• **Task description**: Reproduce the data below in full and exclude every picture.

Data entries:
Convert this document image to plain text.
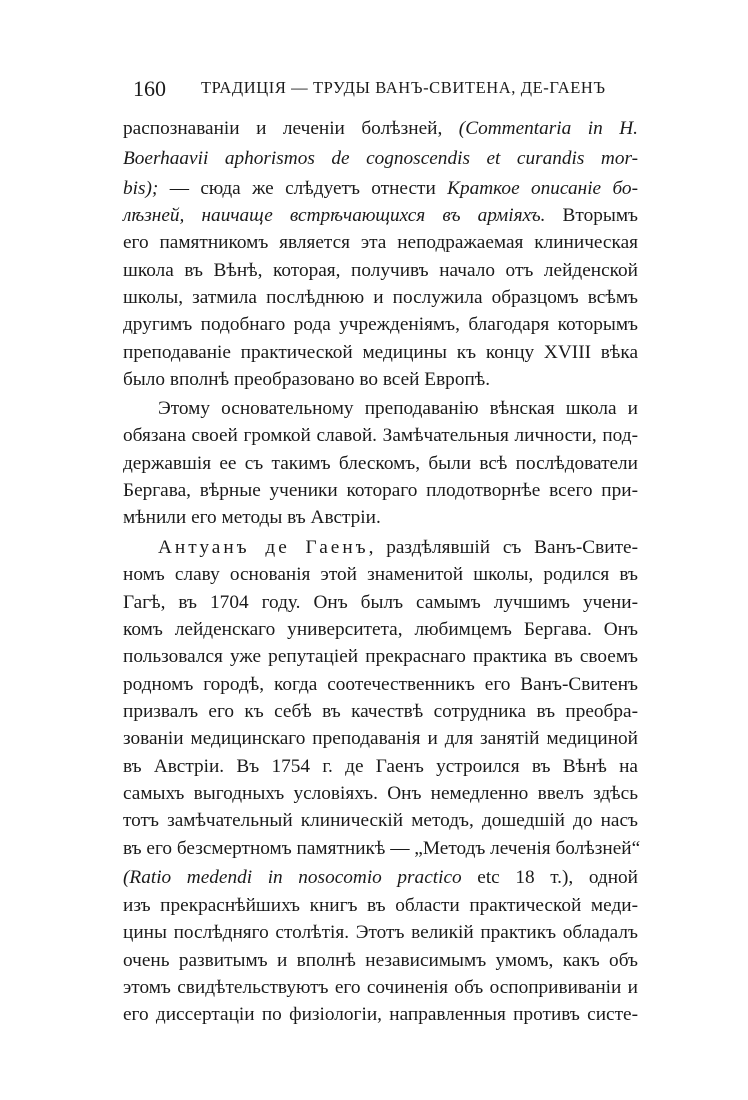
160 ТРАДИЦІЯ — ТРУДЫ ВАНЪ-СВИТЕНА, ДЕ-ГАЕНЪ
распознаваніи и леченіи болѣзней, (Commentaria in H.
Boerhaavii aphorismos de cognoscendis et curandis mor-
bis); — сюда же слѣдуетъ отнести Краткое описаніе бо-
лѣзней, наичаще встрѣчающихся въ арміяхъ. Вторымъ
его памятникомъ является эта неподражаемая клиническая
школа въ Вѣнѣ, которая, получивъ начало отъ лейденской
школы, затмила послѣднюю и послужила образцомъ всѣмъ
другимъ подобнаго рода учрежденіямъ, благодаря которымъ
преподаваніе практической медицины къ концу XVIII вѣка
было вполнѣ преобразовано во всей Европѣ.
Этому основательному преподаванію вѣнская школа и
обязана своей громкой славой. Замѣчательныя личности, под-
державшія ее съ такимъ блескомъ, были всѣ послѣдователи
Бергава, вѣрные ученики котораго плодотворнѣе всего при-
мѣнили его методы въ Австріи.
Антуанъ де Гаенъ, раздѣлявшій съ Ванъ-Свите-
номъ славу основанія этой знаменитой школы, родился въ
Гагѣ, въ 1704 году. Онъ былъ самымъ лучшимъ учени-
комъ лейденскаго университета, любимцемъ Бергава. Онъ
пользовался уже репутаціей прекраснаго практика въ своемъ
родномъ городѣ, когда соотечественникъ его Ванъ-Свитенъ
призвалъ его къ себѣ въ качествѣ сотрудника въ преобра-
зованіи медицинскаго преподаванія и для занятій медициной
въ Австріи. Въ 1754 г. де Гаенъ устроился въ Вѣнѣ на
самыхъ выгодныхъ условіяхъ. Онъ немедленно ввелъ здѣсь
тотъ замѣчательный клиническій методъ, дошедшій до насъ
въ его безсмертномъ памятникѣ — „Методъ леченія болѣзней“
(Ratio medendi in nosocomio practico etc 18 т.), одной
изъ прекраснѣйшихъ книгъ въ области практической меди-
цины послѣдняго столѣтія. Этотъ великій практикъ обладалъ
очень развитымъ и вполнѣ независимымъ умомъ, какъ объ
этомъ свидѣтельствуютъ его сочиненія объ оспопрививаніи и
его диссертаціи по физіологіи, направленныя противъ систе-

• **The output**:
Convert this document image to plain text.
160 ТРАДИЦІЯ — ТРУДЫ ВАНЪ-СВИТЕНА, ДЕ-ГАЕНЪ
распознаваніи и леченіи болѣзней, (Commentaria in H.
Boerhaavii aphorismos de cognoscendis et curandis mor-
bis); — сюда же слѣдуетъ отнести Краткое описаніе бо-
лѣзней, наичаще встрѣчающихся въ арміяхъ. Вторымъ
его памятникомъ является эта неподражаемая клиническая
школа въ Вѣнѣ, которая, получивъ начало отъ лейденской
школы, затмила послѣднюю и послужила образцомъ всѣмъ
другимъ подобнаго рода учрежденіямъ, благодаря которымъ
преподаваніе практической медицины къ концу XVIII вѣка
было вполнѣ преобразовано во всей Европѣ.
Этому основательному преподаванію вѣнская школа и
обязана своей громкой славой. Замѣчательныя личности, под-
державшія ее съ такимъ блескомъ, были всѣ послѣдователи
Бергава, вѣрные ученики котораго плодотворнѣе всего при-
мѣнили его методы въ Австріи.
Антуанъ де Гаенъ, раздѣлявшій съ Ванъ-Свите-
номъ славу основанія этой знаменитой школы, родился въ
Гагѣ, въ 1704 году. Онъ былъ самымъ лучшимъ учени-
комъ лейденскаго университета, любимцемъ Бергава. Онъ
пользовался уже репутаціей прекраснаго практика въ своемъ
родномъ городѣ, когда соотечественникъ его Ванъ-Свитенъ
призвалъ его къ себѣ въ качествѣ сотрудника въ преобра-
зованіи медицинскаго преподаванія и для занятій медициной
въ Австріи. Въ 1754 г. де Гаенъ устроился въ Вѣнѣ на
самыхъ выгодныхъ условіяхъ. Онъ немедленно ввелъ здѣсь
тотъ замѣчательный клиническій методъ, дошедшій до насъ
въ его безсмертномъ памятникѣ — „Методъ леченія болѣзней“
(Ratio medendi in nosocomio practico etc 18 т.), одной
изъ прекраснѣйшихъ книгъ въ области практической меди-
цины послѣдняго столѣтія. Этотъ великій практикъ обладалъ
очень развитымъ и вполнѣ независимымъ умомъ, какъ объ
этомъ свидѣтельствуютъ его сочиненія объ оспопрививаніи и
его диссертаціи по физіологіи, направленныя противъ систе-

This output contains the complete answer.